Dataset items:
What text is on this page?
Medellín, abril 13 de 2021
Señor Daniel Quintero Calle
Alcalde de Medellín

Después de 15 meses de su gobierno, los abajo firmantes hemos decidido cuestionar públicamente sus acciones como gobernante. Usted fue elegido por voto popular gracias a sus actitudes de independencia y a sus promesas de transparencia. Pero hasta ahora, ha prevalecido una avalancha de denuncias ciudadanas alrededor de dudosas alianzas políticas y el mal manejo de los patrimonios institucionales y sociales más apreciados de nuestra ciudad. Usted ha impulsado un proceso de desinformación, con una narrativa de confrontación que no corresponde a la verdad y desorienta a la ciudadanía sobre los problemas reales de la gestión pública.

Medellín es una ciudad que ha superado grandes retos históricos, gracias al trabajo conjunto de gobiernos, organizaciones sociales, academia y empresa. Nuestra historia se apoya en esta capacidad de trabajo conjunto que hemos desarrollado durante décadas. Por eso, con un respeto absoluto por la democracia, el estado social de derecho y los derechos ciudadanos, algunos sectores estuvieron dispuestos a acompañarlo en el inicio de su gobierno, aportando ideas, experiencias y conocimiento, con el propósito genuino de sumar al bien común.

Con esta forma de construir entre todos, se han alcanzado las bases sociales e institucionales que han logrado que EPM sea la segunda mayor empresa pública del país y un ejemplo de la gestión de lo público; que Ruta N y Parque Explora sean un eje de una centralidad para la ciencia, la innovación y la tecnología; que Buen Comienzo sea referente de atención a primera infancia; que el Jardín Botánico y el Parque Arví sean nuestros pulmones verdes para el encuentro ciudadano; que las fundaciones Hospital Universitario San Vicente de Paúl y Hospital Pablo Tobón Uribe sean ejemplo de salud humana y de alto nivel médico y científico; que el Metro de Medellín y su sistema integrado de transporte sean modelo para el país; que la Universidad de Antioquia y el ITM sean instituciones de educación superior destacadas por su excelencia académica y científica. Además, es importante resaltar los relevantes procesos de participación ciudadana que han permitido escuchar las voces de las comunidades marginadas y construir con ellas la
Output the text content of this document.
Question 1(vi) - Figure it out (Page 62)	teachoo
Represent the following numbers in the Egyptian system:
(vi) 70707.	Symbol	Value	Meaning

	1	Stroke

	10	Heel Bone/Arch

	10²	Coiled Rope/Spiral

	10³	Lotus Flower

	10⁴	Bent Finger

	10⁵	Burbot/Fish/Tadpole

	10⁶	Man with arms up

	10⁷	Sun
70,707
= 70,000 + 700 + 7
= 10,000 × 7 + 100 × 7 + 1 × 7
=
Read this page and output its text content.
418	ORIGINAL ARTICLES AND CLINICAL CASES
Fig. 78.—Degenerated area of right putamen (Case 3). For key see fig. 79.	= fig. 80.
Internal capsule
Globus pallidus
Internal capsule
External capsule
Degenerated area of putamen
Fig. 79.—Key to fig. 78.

▸ **Given exercise**
Extract all of the data above and output it character for character.

▸ **Task response**
What text is on this page?
Medellín, abril 13 de 2021
Señor Daniel Quintero Calle
Alcalde de Medellín

Después de 15 meses de su gobierno, los abajo firmantes hemos decidido cuestionar públicamente sus acciones como gobernante. Usted fue elegido por voto popular gracias a sus actitudes de independencia y a sus promesas de transparencia. Pero hasta ahora, ha prevalecido una avalancha de denuncias ciudadanas alrededor de dudosas alianzas políticas y el mal manejo de los patrimonios institucionales y sociales más apreciados de nuestra ciudad. Usted ha impulsado un proceso de desinformación, con una narrativa de confrontación que no corresponde a la verdad y desorienta a la ciudadanía sobre los problemas reales de la gestión pública.

Medellín es una ciudad que ha superado grandes retos históricos, gracias al trabajo conjunto de gobiernos, organizaciones sociales, academia y empresa. Nuestra historia se apoya en esta capacidad de trabajo conjunto que hemos desarrollado durante décadas. Por eso, con un respeto absoluto por la democracia, el estado social de derecho y los derechos ciudadanos, algunos sectores estuvieron dispuestos a acompañarlo en el inicio de su gobierno, aportando ideas, experiencias y conocimiento, con el propósito genuino de sumar al bien común.

Con esta forma de construir entre todos, se han alcanzado las bases sociales e institucionales que han logrado que EPM sea la segunda mayor empresa pública del país y un ejemplo de la gestión de lo público; que Ruta N y Parque Explora sean un eje de una centralidad para la ciencia, la innovación y la tecnología; que Buen Comienzo sea referente de atención a primera infancia; que el Jardín Botánico y el Parque Arví sean nuestros pulmones verdes para el encuentro ciudadano; que las fundaciones Hospital Universitario San Vicente de Paúl y Hospital Pablo Tobón Uribe sean ejemplo de salud humana y de alto nivel médico y científico; que el Metro de Medellín y su sistema integrado de transporte sean modelo para el país; que la Universidad de Antioquia y el ITM sean instituciones de educación superior destacadas por su excelencia académica y científica. Además, es importante resaltar los relevantes procesos de participación ciudadana que han permitido escuchar las voces de las comunidades marginadas y construir con ellas la
Output the text content of this document.
Question 1(vi) - Figure it out (Page 62)	teachoo
Represent the following numbers in the Egyptian system:
(vi) 70707.	Symbol	Value	Meaning

	1	Stroke

	10	Heel Bone/Arch

	10²	Coiled Rope/Spiral

	10³	Lotus Flower

	10⁴	Bent Finger

	10⁵	Burbot/Fish/Tadpole

	10⁶	Man with arms up

	10⁷	Sun
70,707
= 70,000 + 700 + 7
= 10,000 × 7 + 100 × 7 + 1 × 7
=
Read this page and output its text content.
418	ORIGINAL ARTICLES AND CLINICAL CASES
Fig. 78.—Degenerated area of right putamen (Case 3). For key see fig. 79.	= fig. 80.
Internal capsule
Globus pallidus
Internal capsule
External capsule
Degenerated area of putamen
Fig. 79.—Key to fig. 78.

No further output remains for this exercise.